What you are asked to do ▸ Below are entries. Pull out all lines containing "Flest".

Exercise data ▸
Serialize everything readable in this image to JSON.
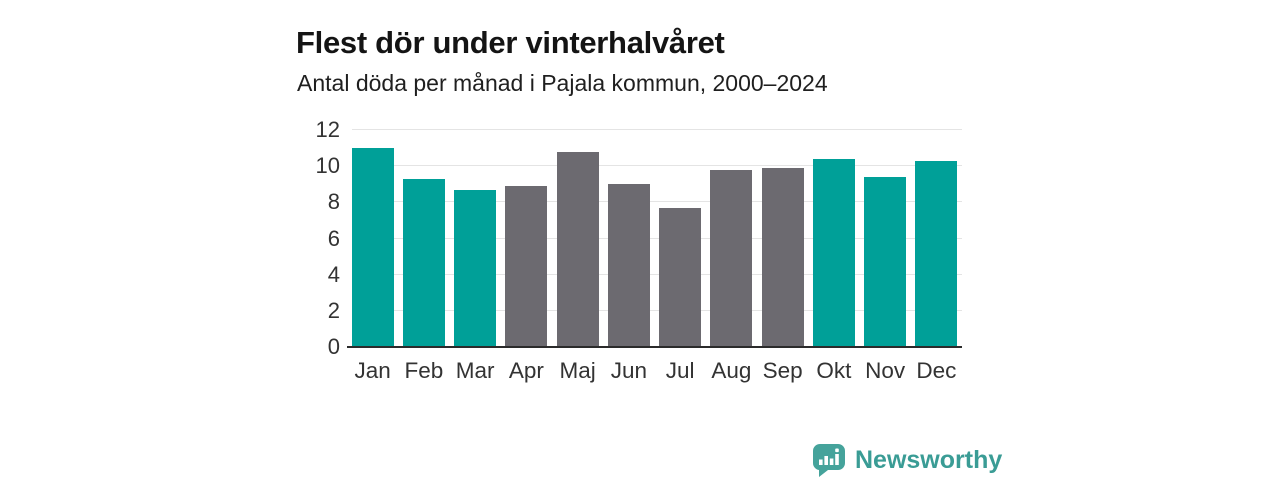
{
  "title": "Flest dör under vinterhalvåret",
  "subtitle": "Antal döda per månad i Pajala kommun, 2000–2024",
  "chart_data": {
    "type": "bar",
    "title": "Flest dör under vinterhalvåret",
    "subtitle": "Antal döda per månad i Pajala kommun, 2000–2024",
    "categories": [
      "Jan",
      "Feb",
      "Mar",
      "Apr",
      "Maj",
      "Jun",
      "Jul",
      "Aug",
      "Sep",
      "Okt",
      "Nov",
      "Dec"
    ],
    "values": [
      11.0,
      9.3,
      8.7,
      8.9,
      10.8,
      9.0,
      7.7,
      9.8,
      9.9,
      10.4,
      9.4,
      10.3
    ],
    "highlighted_categories": [
      "Jan",
      "Feb",
      "Mar",
      "Okt",
      "Nov",
      "Dec"
    ],
    "xlabel": "",
    "ylabel": "",
    "ylim": [
      0,
      12
    ],
    "yticks": [
      0,
      2,
      4,
      6,
      8,
      10,
      12
    ],
    "grid": "horizontal",
    "legend": "none",
    "colors": {
      "highlight": "#00a098",
      "base": "#6c6a70",
      "axis_line": "#2b2b2b",
      "gridline": "#e4e4e4",
      "tick_text": "#333333"
    }
  },
  "branding": {
    "logo_text": "Newsworthy",
    "logo_text_color": "#3a9c95",
    "logo_icon": "bar-chart-speech-bubble-icon",
    "logo_icon_color": "#45a39b"
  }
}
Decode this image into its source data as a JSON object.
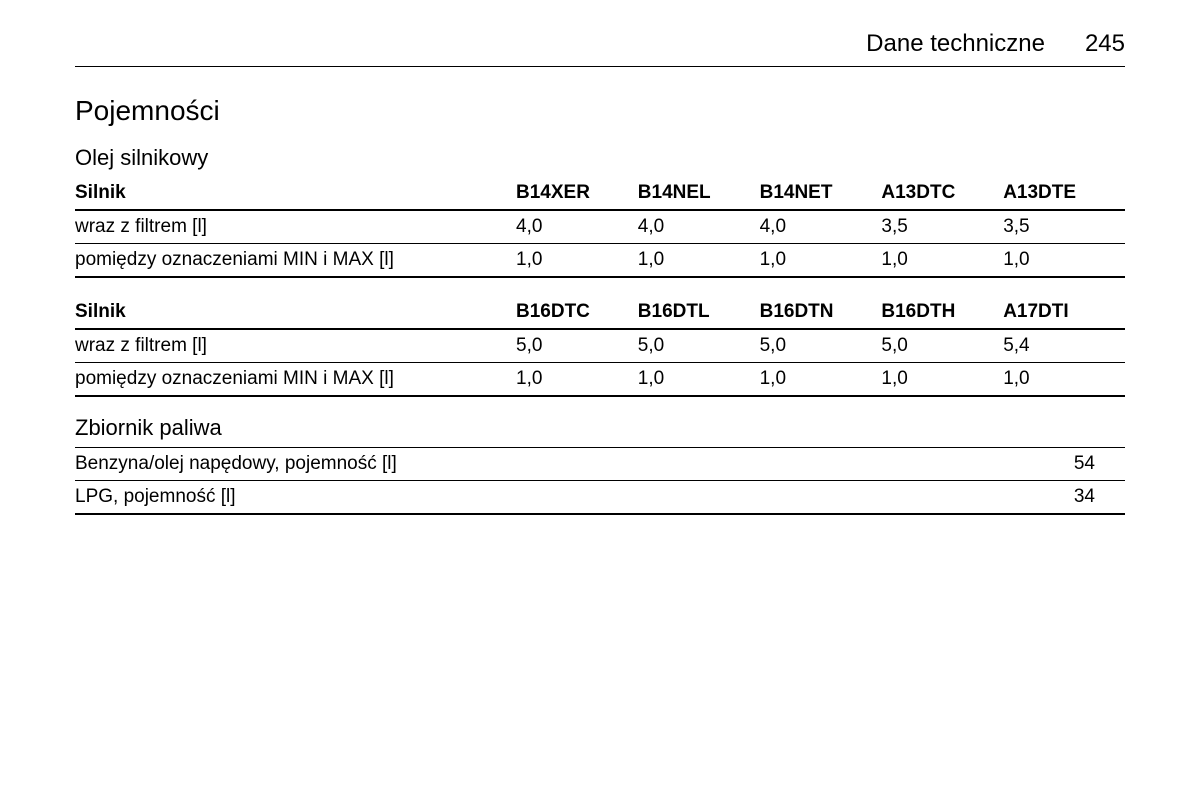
{
  "header": {
    "title": "Dane techniczne",
    "page_number": "245"
  },
  "section_title": "Pojemności",
  "oil_section": {
    "title": "Olej silnikowy",
    "table1": {
      "row_header_label": "Silnik",
      "columns": [
        "B14XER",
        "B14NEL",
        "B14NET",
        "A13DTC",
        "A13DTE"
      ],
      "rows": [
        {
          "label": "wraz z filtrem [l]",
          "values": [
            "4,0",
            "4,0",
            "4,0",
            "3,5",
            "3,5"
          ]
        },
        {
          "label": "pomiędzy oznaczeniami MIN i MAX [l]",
          "values": [
            "1,0",
            "1,0",
            "1,0",
            "1,0",
            "1,0"
          ]
        }
      ]
    },
    "table2": {
      "row_header_label": "Silnik",
      "columns": [
        "B16DTC",
        "B16DTL",
        "B16DTN",
        "B16DTH",
        "A17DTI"
      ],
      "rows": [
        {
          "label": "wraz z filtrem [l]",
          "values": [
            "5,0",
            "5,0",
            "5,0",
            "5,0",
            "5,4"
          ]
        },
        {
          "label": "pomiędzy oznaczeniami MIN i MAX [l]",
          "values": [
            "1,0",
            "1,0",
            "1,0",
            "1,0",
            "1,0"
          ]
        }
      ]
    }
  },
  "fuel_section": {
    "title": "Zbiornik paliwa",
    "rows": [
      {
        "label": "Benzyna/olej napędowy, pojemność [l]",
        "value": "54"
      },
      {
        "label": "LPG, pojemność [l]",
        "value": "34"
      }
    ]
  },
  "styling": {
    "background_color": "#ffffff",
    "text_color": "#000000",
    "border_color": "#000000",
    "font_family": "Arial",
    "header_fontsize": 24,
    "section_title_fontsize": 28,
    "subsection_title_fontsize": 22,
    "body_fontsize": 19
  }
}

Complete response ▸
  "title": "Flest dör under vinterhalvåret",
    "title": "Flest dör under vinterhalvåret",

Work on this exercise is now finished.